## GIVEN PROBLEM
Return all lines that include the string "docs".

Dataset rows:
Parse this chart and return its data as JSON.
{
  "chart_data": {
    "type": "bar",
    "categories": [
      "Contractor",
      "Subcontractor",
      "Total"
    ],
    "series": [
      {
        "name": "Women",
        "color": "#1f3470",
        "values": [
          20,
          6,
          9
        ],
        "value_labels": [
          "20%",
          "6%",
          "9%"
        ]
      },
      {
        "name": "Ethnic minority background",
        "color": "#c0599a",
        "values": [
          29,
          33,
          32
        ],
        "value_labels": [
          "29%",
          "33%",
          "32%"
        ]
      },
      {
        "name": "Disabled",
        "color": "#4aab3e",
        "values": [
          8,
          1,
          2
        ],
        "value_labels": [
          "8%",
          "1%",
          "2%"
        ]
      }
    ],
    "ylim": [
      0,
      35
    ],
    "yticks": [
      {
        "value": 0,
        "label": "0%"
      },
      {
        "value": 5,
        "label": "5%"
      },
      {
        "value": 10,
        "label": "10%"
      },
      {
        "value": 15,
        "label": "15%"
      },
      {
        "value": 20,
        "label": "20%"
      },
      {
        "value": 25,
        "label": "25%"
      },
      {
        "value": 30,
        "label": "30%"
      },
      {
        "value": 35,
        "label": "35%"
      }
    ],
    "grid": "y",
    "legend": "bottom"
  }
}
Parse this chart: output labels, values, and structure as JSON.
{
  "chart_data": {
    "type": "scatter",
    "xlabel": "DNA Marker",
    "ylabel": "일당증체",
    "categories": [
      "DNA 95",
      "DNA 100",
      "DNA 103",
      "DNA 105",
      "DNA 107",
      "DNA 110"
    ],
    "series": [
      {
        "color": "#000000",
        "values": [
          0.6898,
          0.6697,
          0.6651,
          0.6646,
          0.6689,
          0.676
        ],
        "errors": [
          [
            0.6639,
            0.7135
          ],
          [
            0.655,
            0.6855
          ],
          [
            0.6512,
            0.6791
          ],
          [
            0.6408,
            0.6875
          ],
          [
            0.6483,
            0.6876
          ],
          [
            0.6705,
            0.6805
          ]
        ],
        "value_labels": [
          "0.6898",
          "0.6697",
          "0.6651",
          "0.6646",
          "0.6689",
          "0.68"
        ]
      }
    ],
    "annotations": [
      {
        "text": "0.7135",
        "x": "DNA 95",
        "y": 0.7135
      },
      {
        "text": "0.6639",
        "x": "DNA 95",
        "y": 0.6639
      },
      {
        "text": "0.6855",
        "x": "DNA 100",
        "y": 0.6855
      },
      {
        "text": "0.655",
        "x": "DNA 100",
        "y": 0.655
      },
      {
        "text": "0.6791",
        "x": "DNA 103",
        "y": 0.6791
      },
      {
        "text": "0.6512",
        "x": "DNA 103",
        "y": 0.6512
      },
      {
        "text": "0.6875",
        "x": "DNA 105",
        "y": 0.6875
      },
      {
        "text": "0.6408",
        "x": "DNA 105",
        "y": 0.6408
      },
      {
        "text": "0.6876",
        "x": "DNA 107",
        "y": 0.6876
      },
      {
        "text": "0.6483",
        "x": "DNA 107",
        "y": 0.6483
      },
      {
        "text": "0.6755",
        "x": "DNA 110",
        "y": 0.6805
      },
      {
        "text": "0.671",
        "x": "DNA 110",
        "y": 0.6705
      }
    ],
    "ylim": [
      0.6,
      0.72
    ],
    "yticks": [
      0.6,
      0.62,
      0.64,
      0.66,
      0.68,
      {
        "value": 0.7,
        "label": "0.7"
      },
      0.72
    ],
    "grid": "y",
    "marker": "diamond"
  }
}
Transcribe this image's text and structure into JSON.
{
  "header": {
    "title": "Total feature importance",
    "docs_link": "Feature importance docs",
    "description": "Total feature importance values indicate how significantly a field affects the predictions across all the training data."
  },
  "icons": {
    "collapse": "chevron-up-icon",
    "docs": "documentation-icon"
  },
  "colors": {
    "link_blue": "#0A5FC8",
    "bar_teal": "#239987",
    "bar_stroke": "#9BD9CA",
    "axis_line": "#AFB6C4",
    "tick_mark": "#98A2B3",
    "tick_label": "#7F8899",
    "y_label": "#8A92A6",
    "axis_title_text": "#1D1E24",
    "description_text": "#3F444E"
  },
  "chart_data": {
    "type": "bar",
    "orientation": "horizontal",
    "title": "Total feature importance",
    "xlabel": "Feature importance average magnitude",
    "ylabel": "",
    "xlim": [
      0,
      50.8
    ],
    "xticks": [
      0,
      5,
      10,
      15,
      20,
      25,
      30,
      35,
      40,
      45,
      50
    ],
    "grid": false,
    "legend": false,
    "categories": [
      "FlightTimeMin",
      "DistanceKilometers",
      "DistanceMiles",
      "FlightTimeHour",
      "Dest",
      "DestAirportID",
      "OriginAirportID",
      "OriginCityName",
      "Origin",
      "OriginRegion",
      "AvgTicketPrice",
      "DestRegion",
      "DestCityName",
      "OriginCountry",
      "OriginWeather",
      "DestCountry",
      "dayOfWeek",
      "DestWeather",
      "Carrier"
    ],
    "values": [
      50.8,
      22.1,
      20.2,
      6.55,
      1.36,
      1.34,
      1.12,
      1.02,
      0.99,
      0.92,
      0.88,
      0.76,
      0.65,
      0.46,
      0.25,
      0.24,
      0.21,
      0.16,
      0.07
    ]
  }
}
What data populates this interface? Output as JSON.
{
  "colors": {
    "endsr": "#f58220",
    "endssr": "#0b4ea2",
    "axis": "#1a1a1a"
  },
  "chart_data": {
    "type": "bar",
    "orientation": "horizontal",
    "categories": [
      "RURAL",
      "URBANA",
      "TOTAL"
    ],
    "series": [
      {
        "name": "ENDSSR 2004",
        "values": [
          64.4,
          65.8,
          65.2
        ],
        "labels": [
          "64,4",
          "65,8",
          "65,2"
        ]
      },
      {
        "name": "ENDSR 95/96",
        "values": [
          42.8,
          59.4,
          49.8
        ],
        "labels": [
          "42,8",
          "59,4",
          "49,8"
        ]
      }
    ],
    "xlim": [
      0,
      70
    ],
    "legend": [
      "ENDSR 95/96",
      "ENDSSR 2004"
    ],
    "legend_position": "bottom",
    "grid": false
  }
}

## SOLUTION TO THIS EXERCISE
    "docs_link": "Feature importance docs",
    "docs": "documentation-icon"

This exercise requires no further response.